### Objective
In the lines below, find how many contain the word "Roccaserra" and report that figure alone.

Dataset items:

▼▼▼

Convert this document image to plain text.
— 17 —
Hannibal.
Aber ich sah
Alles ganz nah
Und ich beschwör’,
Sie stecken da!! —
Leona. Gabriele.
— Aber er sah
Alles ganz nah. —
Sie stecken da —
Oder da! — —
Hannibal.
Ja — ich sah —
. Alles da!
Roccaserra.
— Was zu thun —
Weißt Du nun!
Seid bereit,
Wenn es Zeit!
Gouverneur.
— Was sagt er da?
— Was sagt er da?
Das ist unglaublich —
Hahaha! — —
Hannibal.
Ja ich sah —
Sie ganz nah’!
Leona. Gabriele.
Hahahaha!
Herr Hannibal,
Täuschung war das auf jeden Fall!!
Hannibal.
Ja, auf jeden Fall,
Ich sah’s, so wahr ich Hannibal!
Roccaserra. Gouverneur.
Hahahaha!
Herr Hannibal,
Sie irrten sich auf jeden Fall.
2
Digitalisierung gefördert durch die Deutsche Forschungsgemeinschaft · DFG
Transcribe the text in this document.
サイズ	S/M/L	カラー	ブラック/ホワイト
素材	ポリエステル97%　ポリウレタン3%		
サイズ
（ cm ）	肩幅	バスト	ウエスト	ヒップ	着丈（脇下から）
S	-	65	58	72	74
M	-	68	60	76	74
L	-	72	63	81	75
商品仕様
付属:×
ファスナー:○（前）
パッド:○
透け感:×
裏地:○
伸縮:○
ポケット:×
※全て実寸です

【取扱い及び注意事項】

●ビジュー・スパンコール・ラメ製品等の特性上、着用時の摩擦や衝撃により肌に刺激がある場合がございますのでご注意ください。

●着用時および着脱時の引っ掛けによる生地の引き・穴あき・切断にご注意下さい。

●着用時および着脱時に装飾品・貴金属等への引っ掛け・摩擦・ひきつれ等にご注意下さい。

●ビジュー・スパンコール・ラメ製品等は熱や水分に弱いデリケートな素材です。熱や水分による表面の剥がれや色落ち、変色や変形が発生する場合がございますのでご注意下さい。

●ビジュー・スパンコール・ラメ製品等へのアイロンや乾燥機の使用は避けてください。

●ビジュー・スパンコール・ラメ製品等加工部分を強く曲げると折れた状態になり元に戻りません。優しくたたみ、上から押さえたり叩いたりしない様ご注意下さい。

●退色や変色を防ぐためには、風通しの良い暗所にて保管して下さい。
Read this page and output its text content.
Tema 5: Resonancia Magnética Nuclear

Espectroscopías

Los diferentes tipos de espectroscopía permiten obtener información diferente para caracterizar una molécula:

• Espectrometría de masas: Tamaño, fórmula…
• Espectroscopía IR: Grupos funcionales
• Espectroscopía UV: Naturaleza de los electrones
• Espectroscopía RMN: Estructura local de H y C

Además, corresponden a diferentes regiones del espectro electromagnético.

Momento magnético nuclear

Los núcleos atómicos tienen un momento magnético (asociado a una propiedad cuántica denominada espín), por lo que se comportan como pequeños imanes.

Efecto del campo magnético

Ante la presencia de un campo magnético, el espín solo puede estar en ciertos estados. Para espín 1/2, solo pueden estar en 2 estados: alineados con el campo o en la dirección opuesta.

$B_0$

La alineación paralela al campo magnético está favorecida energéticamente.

▲▲▲

### Answer to the exercise
2